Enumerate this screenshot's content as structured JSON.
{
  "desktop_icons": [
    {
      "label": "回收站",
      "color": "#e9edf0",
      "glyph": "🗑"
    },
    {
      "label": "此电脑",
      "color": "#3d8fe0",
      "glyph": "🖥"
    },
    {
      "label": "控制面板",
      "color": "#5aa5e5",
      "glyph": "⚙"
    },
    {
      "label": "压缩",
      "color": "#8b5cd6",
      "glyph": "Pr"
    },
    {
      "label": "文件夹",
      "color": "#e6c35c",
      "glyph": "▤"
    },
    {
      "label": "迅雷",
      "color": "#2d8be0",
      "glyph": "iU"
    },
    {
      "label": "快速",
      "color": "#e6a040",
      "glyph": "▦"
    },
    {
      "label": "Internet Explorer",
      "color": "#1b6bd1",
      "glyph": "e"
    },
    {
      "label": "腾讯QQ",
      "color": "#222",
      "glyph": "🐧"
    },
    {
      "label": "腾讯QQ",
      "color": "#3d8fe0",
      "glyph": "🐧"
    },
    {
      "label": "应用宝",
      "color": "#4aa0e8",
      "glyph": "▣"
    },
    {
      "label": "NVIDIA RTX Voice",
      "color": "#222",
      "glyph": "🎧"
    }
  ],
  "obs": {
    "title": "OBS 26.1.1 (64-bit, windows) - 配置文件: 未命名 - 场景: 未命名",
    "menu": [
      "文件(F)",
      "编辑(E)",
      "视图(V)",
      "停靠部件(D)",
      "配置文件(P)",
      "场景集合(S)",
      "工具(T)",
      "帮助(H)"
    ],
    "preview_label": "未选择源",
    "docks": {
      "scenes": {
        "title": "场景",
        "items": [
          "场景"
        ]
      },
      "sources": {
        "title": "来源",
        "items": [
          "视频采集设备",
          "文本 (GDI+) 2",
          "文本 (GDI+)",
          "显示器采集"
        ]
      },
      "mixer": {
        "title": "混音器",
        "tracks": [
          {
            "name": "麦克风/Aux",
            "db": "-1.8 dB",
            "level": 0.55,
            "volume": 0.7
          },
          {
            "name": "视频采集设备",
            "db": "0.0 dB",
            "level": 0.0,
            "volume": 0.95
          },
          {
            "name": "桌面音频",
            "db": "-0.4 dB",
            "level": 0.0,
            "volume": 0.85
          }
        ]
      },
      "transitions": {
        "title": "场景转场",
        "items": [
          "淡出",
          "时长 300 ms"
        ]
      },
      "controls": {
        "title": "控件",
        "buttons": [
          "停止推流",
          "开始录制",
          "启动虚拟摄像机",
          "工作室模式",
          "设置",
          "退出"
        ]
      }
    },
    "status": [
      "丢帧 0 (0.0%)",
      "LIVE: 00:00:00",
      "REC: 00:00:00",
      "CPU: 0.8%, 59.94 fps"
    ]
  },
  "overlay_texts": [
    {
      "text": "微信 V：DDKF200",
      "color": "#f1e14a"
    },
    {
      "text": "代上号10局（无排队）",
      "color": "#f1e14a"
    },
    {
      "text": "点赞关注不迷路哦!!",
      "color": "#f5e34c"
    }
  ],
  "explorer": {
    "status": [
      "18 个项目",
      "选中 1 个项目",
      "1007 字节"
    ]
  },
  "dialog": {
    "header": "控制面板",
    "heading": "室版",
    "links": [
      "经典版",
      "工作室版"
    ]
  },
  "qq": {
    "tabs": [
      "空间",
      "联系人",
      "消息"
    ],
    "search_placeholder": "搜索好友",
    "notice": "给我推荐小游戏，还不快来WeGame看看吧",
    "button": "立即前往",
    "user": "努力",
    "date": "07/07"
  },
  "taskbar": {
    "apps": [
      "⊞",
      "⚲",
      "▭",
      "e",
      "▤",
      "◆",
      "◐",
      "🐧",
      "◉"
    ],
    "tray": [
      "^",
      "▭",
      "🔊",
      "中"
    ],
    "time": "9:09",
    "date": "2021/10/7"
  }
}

- Task description:
Extract the complete listing above, reproducing each line exactly.

- Response:
Enumerate this screenshot's content as structured JSON.
{
  "desktop_icons": [
    {
      "label": "回收站",
      "color": "#e9edf0",
      "glyph": "🗑"
    },
    {
      "label": "此电脑",
      "color": "#3d8fe0",
      "glyph": "🖥"
    },
    {
      "label": "控制面板",
      "color": "#5aa5e5",
      "glyph": "⚙"
    },
    {
      "label": "压缩",
      "color": "#8b5cd6",
      "glyph": "Pr"
    },
    {
      "label": "文件夹",
      "color": "#e6c35c",
      "glyph": "▤"
    },
    {
      "label": "迅雷",
      "color": "#2d8be0",
      "glyph": "iU"
    },
    {
      "label": "快速",
      "color": "#e6a040",
      "glyph": "▦"
    },
    {
      "label": "Internet Explorer",
      "color": "#1b6bd1",
      "glyph": "e"
    },
    {
      "label": "腾讯QQ",
      "color": "#222",
      "glyph": "🐧"
    },
    {
      "label": "腾讯QQ",
      "color": "#3d8fe0",
      "glyph": "🐧"
    },
    {
      "label": "应用宝",
      "color": "#4aa0e8",
      "glyph": "▣"
    },
    {
      "label": "NVIDIA RTX Voice",
      "color": "#222",
      "glyph": "🎧"
    }
  ],
  "obs": {
    "title": "OBS 26.1.1 (64-bit, windows) - 配置文件: 未命名 - 场景: 未命名",
    "menu": [
      "文件(F)",
      "编辑(E)",
      "视图(V)",
      "停靠部件(D)",
      "配置文件(P)",
      "场景集合(S)",
      "工具(T)",
      "帮助(H)"
    ],
    "preview_label": "未选择源",
    "docks": {
      "scenes": {
        "title": "场景",
        "items": [
          "场景"
        ]
      },
      "sources": {
        "title": "来源",
        "items": [
          "视频采集设备",
          "文本 (GDI+) 2",
          "文本 (GDI+)",
          "显示器采集"
        ]
      },
      "mixer": {
        "title": "混音器",
        "tracks": [
          {
            "name": "麦克风/Aux",
            "db": "-1.8 dB",
            "level": 0.55,
            "volume": 0.7
          },
          {
            "name": "视频采集设备",
            "db": "0.0 dB",
            "level": 0.0,
            "volume": 0.95
          },
          {
            "name": "桌面音频",
            "db": "-0.4 dB",
            "level": 0.0,
            "volume": 0.85
          }
        ]
      },
      "transitions": {
        "title": "场景转场",
        "items": [
          "淡出",
          "时长 300 ms"
        ]
      },
      "controls": {
        "title": "控件",
        "buttons": [
          "停止推流",
          "开始录制",
          "启动虚拟摄像机",
          "工作室模式",
          "设置",
          "退出"
        ]
      }
    },
    "status": [
      "丢帧 0 (0.0%)",
      "LIVE: 00:00:00",
      "REC: 00:00:00",
      "CPU: 0.8%, 59.94 fps"
    ]
  },
  "overlay_texts": [
    {
      "text": "微信 V：DDKF200",
      "color": "#f1e14a"
    },
    {
      "text": "代上号10局（无排队）",
      "color": "#f1e14a"
    },
    {
      "text": "点赞关注不迷路哦!!",
      "color": "#f5e34c"
    }
  ],
  "explorer": {
    "status": [
      "18 个项目",
      "选中 1 个项目",
      "1007 字节"
    ]
  },
  "dialog": {
    "header": "控制面板",
    "heading": "室版",
    "links": [
      "经典版",
      "工作室版"
    ]
  },
  "qq": {
    "tabs": [
      "空间",
      "联系人",
      "消息"
    ],
    "search_placeholder": "搜索好友",
    "notice": "给我推荐小游戏，还不快来WeGame看看吧",
    "button": "立即前往",
    "user": "努力",
    "date": "07/07"
  },
  "taskbar": {
    "apps": [
      "⊞",
      "⚲",
      "▭",
      "e",
      "▤",
      "◆",
      "◐",
      "🐧",
      "◉"
    ],
    "tray": [
      "^",
      "▭",
      "🔊",
      "中"
    ],
    "time": "9:09",
    "date": "2021/10/7"
  }
}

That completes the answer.